### SOURCE DATA
= = = = =

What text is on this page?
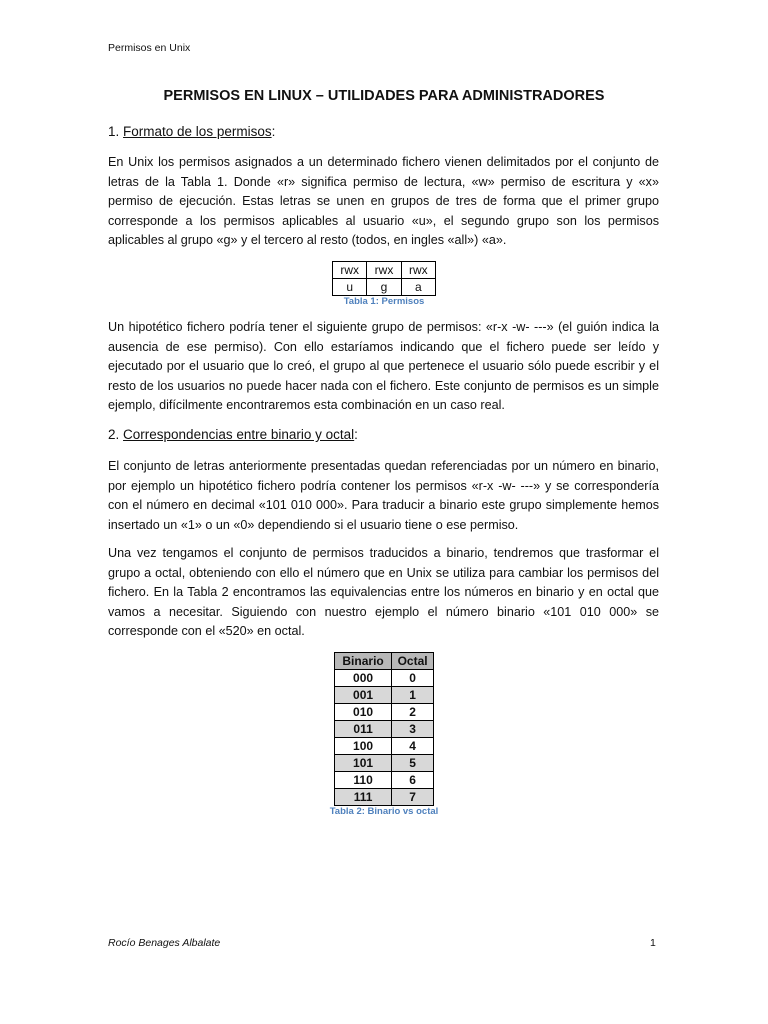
Permisos en Unix
PERMISOS EN LINUX – UTILIDADES PARA ADMINISTRADORES
1. Formato de los permisos:

En Unix los permisos asignados a un determinado fichero vienen delimitados por el conjunto de letras de la Tabla 1. Donde «r» significa permiso de lectura, «w» permiso de escritura y «x» permiso de ejecución. Estas letras se unen en grupos de tres de forma que el primer grupo corresponde a los permisos aplicables al usuario «u», el segundo grupo son los permisos aplicables al grupo «g» y el tercero al resto (todos, en ingles «all») «a».

rwx	rwx	rwx
u	g	a
Tabla 1: Permisos

Un hipotético fichero podría tener el siguiente grupo de permisos: «r-x -w- ---» (el guión indica la ausencia de ese permiso). Con ello estaríamos indicando que el fichero puede ser leído y ejecutado por el usuario que lo creó, el grupo al que pertenece el usuario sólo puede escribir y el resto de los usuarios no puede hacer nada con el fichero. Este conjunto de permisos es un simple ejemplo, difícilmente encontraremos esta combinación en un caso real.

2. Correspondencias entre binario y octal:

El conjunto de letras anteriormente presentadas quedan referenciadas por un número en binario, por ejemplo un hipotético fichero podría contener los permisos «r-x -w- ---» y se correspondería con el número en decimal «101 010 000». Para traducir a binario este grupo simplemente hemos insertado un «1» o un «0» dependiendo si el usuario tiene o ese permiso.

Una vez tengamos el conjunto de permisos traducidos a binario, tendremos que trasformar el grupo a octal, obteniendo con ello el número que en Unix se utiliza para cambiar los permisos del fichero. En la Tabla 2 encontramos las equivalencias entre los números en binario y en octal que vamos a necesitar. Siguiendo con nuestro ejemplo el número binario «101 010 000» se corresponde con el «520» en octal.

Binario	Octal
000	0
001	1
010	2
011	3
100	4
101	5
110	6
111	7
Tabla 2: Binario vs octal
Rocío Benages Albalate	1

= = = = =

### GIVEN PROBLEM
Pictures are excluded; copy every other part of the records exactly.

### COMPLETE OUTPUT
What text is on this page?
Permisos en Unix
PERMISOS EN LINUX – UTILIDADES PARA ADMINISTRADORES
1. Formato de los permisos:

En Unix los permisos asignados a un determinado fichero vienen delimitados por el conjunto de letras de la Tabla 1. Donde «r» significa permiso de lectura, «w» permiso de escritura y «x» permiso de ejecución. Estas letras se unen en grupos de tres de forma que el primer grupo corresponde a los permisos aplicables al usuario «u», el segundo grupo son los permisos aplicables al grupo «g» y el tercero al resto (todos, en ingles «all») «a».

rwx	rwx	rwx
u	g	a
Tabla 1: Permisos

Un hipotético fichero podría tener el siguiente grupo de permisos: «r-x -w- ---» (el guión indica la ausencia de ese permiso). Con ello estaríamos indicando que el fichero puede ser leído y ejecutado por el usuario que lo creó, el grupo al que pertenece el usuario sólo puede escribir y el resto de los usuarios no puede hacer nada con el fichero. Este conjunto de permisos es un simple ejemplo, difícilmente encontraremos esta combinación en un caso real.

2. Correspondencias entre binario y octal:

El conjunto de letras anteriormente presentadas quedan referenciadas por un número en binario, por ejemplo un hipotético fichero podría contener los permisos «r-x -w- ---» y se correspondería con el número en decimal «101 010 000». Para traducir a binario este grupo simplemente hemos insertado un «1» o un «0» dependiendo si el usuario tiene o ese permiso.

Una vez tengamos el conjunto de permisos traducidos a binario, tendremos que trasformar el grupo a octal, obteniendo con ello el número que en Unix se utiliza para cambiar los permisos del fichero. En la Tabla 2 encontramos las equivalencias entre los números en binario y en octal que vamos a necesitar. Siguiendo con nuestro ejemplo el número binario «101 010 000» se corresponde con el «520» en octal.

Binario	Octal
000	0
001	1
010	2
011	3
100	4
101	5
110	6
111	7
Tabla 2: Binario vs octal
Rocío Benages Albalate	1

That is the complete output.